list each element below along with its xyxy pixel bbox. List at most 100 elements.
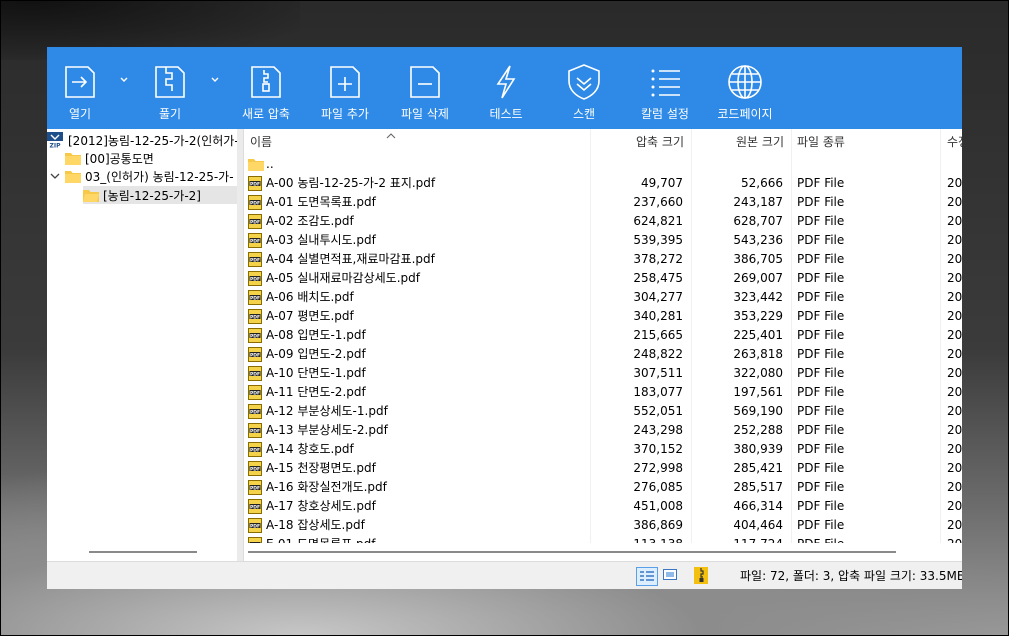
- open-button[interactable]: 열기: [60, 47, 100, 129]
- column-header-name[interactable]: 이름: [250, 129, 272, 155]
- svg-text:PDF: PDF: [250, 504, 260, 510]
- thumbnail-view-icon[interactable]: [663, 569, 677, 583]
- packed-size: 307,511: [633, 366, 683, 380]
- toolbar: 열기 풀기 새로 압축 파일 추가 파일 삭제 테스트 스캔 칼럼 설정 코드페…: [47, 47, 962, 129]
- file-type: PDF File: [797, 518, 845, 532]
- add-files-button[interactable]: 파일 추가: [317, 47, 373, 129]
- details-view-icon[interactable]: [636, 567, 658, 586]
- table-row[interactable]: PDF A-00 농림-12-25-가-2 표지.pdf 49,707 52,666 P…: [244, 174, 962, 193]
- svg-text:PDF: PDF: [250, 295, 260, 301]
- packed-size: 237,660: [633, 195, 683, 209]
- delete-files-button[interactable]: 파일 삭제: [397, 47, 453, 129]
- modified-date: 2019-12-17: [947, 290, 962, 304]
- original-size: 628,707: [733, 214, 783, 228]
- column-header-packed[interactable]: 압축 크기: [594, 129, 684, 155]
- table-row[interactable]: PDF A-12 부분상세도-1.pdf 552,051 569,190 PDF Fil…: [244, 402, 962, 421]
- original-size: 404,464: [733, 518, 783, 532]
- table-row[interactable]: PDF A-01 도면목록표.pdf 237,660 243,187 PDF File 2…: [244, 193, 962, 212]
- modified-date: 2019-12-17: [947, 309, 962, 323]
- tree-horizontal-scrollbar[interactable]: [47, 543, 237, 561]
- table-row[interactable]: PDF A-15 천장평면도.pdf 272,998 285,421 PDF File 2…: [244, 459, 962, 478]
- svg-text:PDF: PDF: [250, 314, 260, 320]
- table-row[interactable]: PDF A-11 단면도-2.pdf 183,077 197,561 PDF File 2…: [244, 383, 962, 402]
- table-row[interactable]: PDF A-14 창호도.pdf 370,152 380,939 PDF File 201…: [244, 440, 962, 459]
- packed-size: 370,152: [633, 442, 683, 456]
- chevron-down-icon[interactable]: [49, 170, 61, 182]
- file-name: A-11 단면도-2.pdf: [266, 385, 366, 399]
- column-header-type[interactable]: 파일 종류: [797, 129, 845, 155]
- packed-size: 624,821: [633, 214, 683, 228]
- tree-scroll-thumb[interactable]: [89, 551, 197, 553]
- parent-folder-row[interactable]: ..: [244, 155, 962, 174]
- svg-text:PDF: PDF: [250, 447, 260, 453]
- column-header-size[interactable]: 원본 크기: [694, 129, 784, 155]
- file-name: A-09 입면도-2.pdf: [266, 347, 366, 361]
- add-file-icon: [325, 63, 365, 101]
- table-row[interactable]: PDF A-18 잡상세도.pdf 386,869 404,464 PDF File 20…: [244, 516, 962, 535]
- tree-item-selected[interactable]: [농림-12-25-가-2]: [83, 186, 237, 204]
- file-type: PDF File: [797, 309, 845, 323]
- svg-text:PDF: PDF: [250, 352, 260, 358]
- list-horizontal-scrollbar[interactable]: [244, 543, 962, 561]
- original-size: 269,007: [733, 271, 783, 285]
- original-size: 52,666: [741, 176, 783, 190]
- table-row[interactable]: PDF A-06 배치도.pdf 304,277 323,442 PDF File 201…: [244, 288, 962, 307]
- svg-text:PDF: PDF: [250, 200, 260, 206]
- extract-dropdown-icon[interactable]: [209, 74, 221, 86]
- svg-text:PDF: PDF: [250, 181, 260, 187]
- modified-date: 2019-12-17: [947, 366, 962, 380]
- pane-splitter[interactable]: [237, 129, 244, 561]
- tree-item-archive[interactable]: ZIP [2012]농림-12-25-가-2(인허가-: [47, 131, 239, 150]
- table-row[interactable]: PDF A-08 입면도-1.pdf 215,665 225,401 PDF File 2…: [244, 326, 962, 345]
- file-list: 이름 압축 크기 원본 크기 파일 종류 수정한 날짜 .. PDF A-00 농…: [244, 129, 962, 561]
- zip-icon: ZIP: [47, 132, 63, 150]
- svg-text:PDF: PDF: [250, 485, 260, 491]
- file-name: A-15 천장평면도.pdf: [266, 461, 376, 475]
- folder-icon: [248, 158, 264, 174]
- new-archive-button[interactable]: 새로 압축: [237, 47, 295, 129]
- table-row[interactable]: PDF A-04 실별면적표,재료마감표.pdf 378,272 386,705 PDF…: [244, 250, 962, 269]
- svg-text:PDF: PDF: [250, 371, 260, 377]
- archive-window: 열기 풀기 새로 압축 파일 추가 파일 삭제 테스트 스캔 칼럼 설정 코드페…: [47, 47, 962, 589]
- pdf-file-icon: PDF: [248, 195, 262, 210]
- pdf-file-icon: PDF: [248, 214, 262, 229]
- list-scroll-thumb[interactable]: [248, 551, 896, 553]
- packed-size: 183,077: [633, 385, 683, 399]
- scan-button[interactable]: 스캔: [563, 47, 605, 129]
- zipper-icon: [150, 63, 190, 101]
- table-row[interactable]: PDF A-17 창호상세도.pdf 451,008 466,314 PDF File 2…: [244, 497, 962, 516]
- table-row[interactable]: PDF A-16 화장실전개도.pdf 276,085 285,517 PDF File…: [244, 478, 962, 497]
- table-row[interactable]: PDF A-09 입면도-2.pdf 248,822 263,818 PDF File 2…: [244, 345, 962, 364]
- svg-text:PDF: PDF: [250, 276, 260, 282]
- modified-date: 2019-12-17: [947, 404, 962, 418]
- open-dropdown-icon[interactable]: [118, 74, 130, 86]
- file-name: A-16 화장실전개도.pdf: [266, 480, 387, 494]
- columns-settings-button[interactable]: 칼럼 설정: [637, 47, 693, 129]
- extract-button[interactable]: 풀기: [150, 47, 190, 129]
- modified-date: 2019-12-17: [947, 442, 962, 456]
- file-type: PDF File: [797, 461, 845, 475]
- file-type: PDF File: [797, 385, 845, 399]
- pdf-file-icon: PDF: [248, 176, 262, 191]
- test-button[interactable]: 테스트: [484, 47, 528, 129]
- table-row[interactable]: PDF A-07 평면도.pdf 340,281 353,229 PDF File 201…: [244, 307, 962, 326]
- column-header-date[interactable]: 수정한 날짜: [947, 129, 962, 155]
- packed-size: 340,281: [633, 309, 683, 323]
- table-row[interactable]: PDF A-03 실내투시도.pdf 539,395 543,236 PDF File 2…: [244, 231, 962, 250]
- list-icon: [645, 63, 685, 101]
- original-size: 386,705: [733, 252, 783, 266]
- svg-text:PDF: PDF: [250, 428, 260, 434]
- file-type: PDF File: [797, 442, 845, 456]
- table-row[interactable]: PDF A-05 실내재료마감상세도.pdf 258,475 269,007 PDF F…: [244, 269, 962, 288]
- modified-date: 2019-12-17: [947, 423, 962, 437]
- codepage-button[interactable]: 코드페이지: [714, 47, 776, 129]
- shield-icon: [564, 63, 604, 101]
- table-row[interactable]: PDF A-10 단면도-1.pdf 307,511 322,080 PDF File 2…: [244, 364, 962, 383]
- file-name: A-17 창호상세도.pdf: [266, 499, 376, 513]
- table-row[interactable]: PDF A-02 조감도.pdf 624,821 628,707 PDF File 201…: [244, 212, 962, 231]
- table-row[interactable]: PDF A-13 부분상세도-2.pdf 243,298 252,288 PDF Fil…: [244, 421, 962, 440]
- original-size: 323,442: [733, 290, 783, 304]
- original-size: 466,314: [733, 499, 783, 513]
- tree-item-common[interactable]: [00]공통도면: [65, 149, 154, 167]
- tree-item-permit[interactable]: 03_(인허가) 농림-12-25-가-: [49, 167, 234, 185]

§ **What is being asked**
Rewrite every line of the items above as a Markdown table with two columns, Row and Item line, giving each line a row number and skipping blank lines. Leave the pictures out of the table.

§ **Solved exercise**
| Row | Item line |
|---|---|
| 1 | list each element below along with its xyxy pixel bbox. List at most 100 elements. |
| 2 | - open-button[interactable]: 열기: [60, 47, 100, 129] |
| 3 | - column-header-name[interactable]: 이름: [250, 129, 272, 155] |
| 4 | - svg-text:PDF: PDF: [250, 504, 260, 510] |
| 5 | - thumbnail-view-icon[interactable]: [663, 569, 677, 583] |
| 6 | - packed-size: 307,511: [633, 366, 683, 380] |
| 7 | - toolbar: 열기 풀기 새로 압축 파일 추가 파일 삭제 테스트 스캔 칼럼 설정 코드페…: [47, 47, 962, 129] |
| 8 | - file-type: PDF File: [797, 518, 845, 532] |
| 9 | - add-files-button[interactable]: 파일 추가: [317, 47, 373, 129] |
| 10 | - details-view-icon[interactable]: [636, 567, 658, 586] |
| 11 | - table-row[interactable]: PDF A-00 농림-12-25-가-2 표지.pdf 49,707 52,666 P…: [244, 174, 962, 193] |
| 12 | - svg-text:PDF: PDF: [250, 295, 260, 301] |
| 13 | - packed-size: 237,660: [633, 195, 683, 209] |
| 14 | - delete-files-button[interactable]: 파일 삭제: [397, 47, 453, 129] |
| 15 | - modified-date: 2019-12-17: [947, 290, 962, 304] |
| 16 | - original-size: 628,707: [733, 214, 783, 228] |
| 17 | - column-header-packed[interactable]: 압축 크기: [594, 129, 684, 155] |
| 18 | - table-row[interactable]: PDF A-12 부분상세도-1.pdf 552,051 569,190 PDF Fil…: [244, 402, 962, 421] |
| 19 | - original-size: 404,464: [733, 518, 783, 532] |
| 20 | - table-row[interactable]: PDF A-01 도면목록표.pdf 237,660 243,187 PDF File 2…: [244, 193, 962, 212] |
| 21 | - modified-date: 2019-12-17: [947, 309, 962, 323] |
| 22 | - tree-horizontal-scrollbar[interactable]: [47, 543, 237, 561] |
| 23 | - table-row[interactable]: PDF A-15 천장평면도.pdf 272,998 285,421 PDF File 2…: [244, 459, 962, 478] |
| 24 | - svg-text:PDF: PDF: [250, 314, 260, 320] |
| 25 | - table-row[interactable]: PDF A-11 단면도-2.pdf 183,077 197,561 PDF File 2…: [244, 383, 962, 402] |
| 26 | - table-row[interactable]: PDF A-14 창호도.pdf 370,152 380,939 PDF File 201…: [244, 440, 962, 459] |
| 27 | - packed-size: 370,152: [633, 442, 683, 456] |
| 28 | - chevron-down-icon[interactable]: [49, 170, 61, 182] |
| 29 | - file-name: A-11 단면도-2.pdf: [266, 385, 366, 399] |
| 30 | - column-header-type[interactable]: 파일 종류: [797, 129, 845, 155] |
| 31 | - packed-size: 624,821: [633, 214, 683, 228] |
| 32 | - tree-scroll-thumb[interactable]: [89, 551, 197, 553] |
| 33 | - parent-folder-row[interactable]: ..: [244, 155, 962, 174] |
| 34 | - svg-text:PDF: PDF: [250, 447, 260, 453] |
| 35 | - column-header-size[interactable]: 원본 크기: [694, 129, 784, 155] |
| 36 | - file-name: A-09 입면도-2.pdf: [266, 347, 366, 361] |
| 37 | - add-file-icon: [325, 63, 365, 101] |
| 38 | - table-row[interactable]: PDF A-18 잡상세도.pdf 386,869 404,464 PDF File 20…: [244, 516, 962, 535] |
| 39 | - tree-item-selected[interactable]: [농림-12-25-가-2]: [83, 186, 237, 204] |
| 40 | - file-type: PDF File: [797, 309, 845, 323] |
| 41 | - svg-text:PDF: PDF: [250, 352, 260, 358] |
| 42 | - list-horizontal-scrollbar[interactable]: [244, 543, 962, 561] |
| 43 | - original-size: 269,007: [733, 271, 783, 285] |
| 44 | - original-size: 52,666: [741, 176, 783, 190] |
| 45 | - table-row[interactable]: PDF A-06 배치도.pdf 304,277 323,442 PDF File 201…: [244, 288, 962, 307] |
| 46 | - svg-text:PDF: PDF: [250, 200, 260, 206] |
| 47 | - extract-dropdown-icon[interactable]: [209, 74, 221, 86] |
| 48 | - svg-text:PDF: PDF: [250, 181, 260, 187] |
| 49 | - modified-date: 2019-12-17: [947, 366, 962, 380] |
| 50 | - pane-splitter[interactable]: [237, 129, 244, 561] |
| 51 | - tree-item-archive[interactable]: ZIP [2012]농림-12-25-가-2(인허가-: [47, 131, 239, 150] |
| 52 | - table-row[interactable]: PDF A-08 입면도-1.pdf 215,665 225,401 PDF File 2…: [244, 326, 962, 345] |
| 53 | - file-list: 이름 압축 크기 원본 크기 파일 종류 수정한 날짜 .. PDF A-00 농…: [244, 129, 962, 561] |
| 54 | - zip-icon: ZIP: [47, 132, 63, 150] |
| 55 | - svg-text:PDF: PDF: [250, 485, 260, 491] |
| 56 | - file-name: A-15 천장평면도.pdf: [266, 461, 376, 475] |
| 57 | - folder-icon: [248, 158, 264, 174] |
| 58 | - new-archive-button[interactable]: 새로 압축: [237, 47, 295, 129] |
| 59 | - table-row[interactable]: PDF A-04 실별면적표,재료마감표.pdf 378,272 386,705 PDF…: [244, 250, 962, 269] |
| 60 | - svg-text:PDF: PDF: [250, 371, 260, 377] |
| 61 | - archive-window: 열기 풀기 새로 압축 파일 추가 파일 삭제 테스트 스캔 칼럼 설정 코드페…: [47, 47, 962, 589] |
| 62 | - pdf-file-icon: PDF: [248, 195, 262, 210] |
| 63 | - pdf-file-icon: PDF: [248, 214, 262, 229] |
| 64 | - list-scroll-thumb[interactable]: [248, 551, 896, 553] |
| 65 | - packed-size: 183,077: [633, 385, 683, 399] |
| 66 | - scan-button[interactable]: 스캔: [563, 47, 605, 129] |
| 67 | - zipper-icon: [150, 63, 190, 101] |
| 68 | - table-row[interactable]: PDF A-17 창호상세도.pdf 451,008 466,314 PDF File 2…: [244, 497, 962, 516] |
| 69 | - table-row[interactable]: PDF A-16 화장실전개도.pdf 276,085 285,517 PDF File…: [244, 478, 962, 497] |
| 70 | - table-row[interactable]: PDF A-09 입면도-2.pdf 248,822 263,818 PDF File 2…: [244, 345, 962, 364] |
| 71 | - svg-text:PDF: PDF: [250, 276, 260, 282] |
| 72 | - modified-date: 2019-12-17: [947, 404, 962, 418] |
| 73 | - open-dropdown-icon[interactable]: [118, 74, 130, 86] |
| 74 | - file-name: A-16 화장실전개도.pdf: [266, 480, 387, 494] |
| 75 | - columns-settings-button[interactable]: 칼럼 설정: [637, 47, 693, 129] |
| 76 | - extract-button[interactable]: 풀기: [150, 47, 190, 129] |
| 77 | - modified-date: 2019-12-17: [947, 442, 962, 456] |
| 78 | - file-type: PDF File: [797, 461, 845, 475] |
| 79 | - file-type: PDF File: [797, 385, 845, 399] |
| 80 | - pdf-file-icon: PDF: [248, 176, 262, 191] |
| 81 | - test-button[interactable]: 테스트: [484, 47, 528, 129] |
| 82 | - table-row[interactable]: PDF A-07 평면도.pdf 340,281 353,229 PDF File 201…: [244, 307, 962, 326] |
| 83 | - column-header-date[interactable]: 수정한 날짜: [947, 129, 962, 155] |
| 84 | - packed-size: 340,281: [633, 309, 683, 323] |
| 85 | - table-row[interactable]: PDF A-03 실내투시도.pdf 539,395 543,236 PDF File 2…: [244, 231, 962, 250] |
| 86 | - list-icon: [645, 63, 685, 101] |
| 87 | - original-size: 386,705: [733, 252, 783, 266] |
| 88 | - svg-text:PDF: PDF: [250, 428, 260, 434] |
| 89 | - file-type: PDF File: [797, 442, 845, 456] |
| 90 | - table-row[interactable]: PDF A-05 실내재료마감상세도.pdf 258,475 269,007 PDF F…: [244, 269, 962, 288] |
| 91 | - modified-date: 2019-12-17: [947, 423, 962, 437] |
| 92 | - codepage-button[interactable]: 코드페이지: [714, 47, 776, 129] |
| 93 | - shield-icon: [564, 63, 604, 101] |
| 94 | - table-row[interactable]: PDF A-10 단면도-1.pdf 307,511 322,080 PDF File 2…: [244, 364, 962, 383] |
| 95 | - file-name: A-17 창호상세도.pdf: [266, 499, 376, 513] |
| 96 | - table-row[interactable]: PDF A-02 조감도.pdf 624,821 628,707 PDF File 201…: [244, 212, 962, 231] |
| 97 | - table-row[interactable]: PDF A-13 부분상세도-2.pdf 243,298 252,288 PDF Fil…: [244, 421, 962, 440] |
| 98 | - original-size: 323,442: [733, 290, 783, 304] |
| 99 | - original-size: 466,314: [733, 499, 783, 513] |
| 100 | - tree-item-common[interactable]: [00]공통도면: [65, 149, 154, 167] |
| 101 | - tree-item-permit[interactable]: 03_(인허가) 농림-12-25-가-: [49, 167, 234, 185] |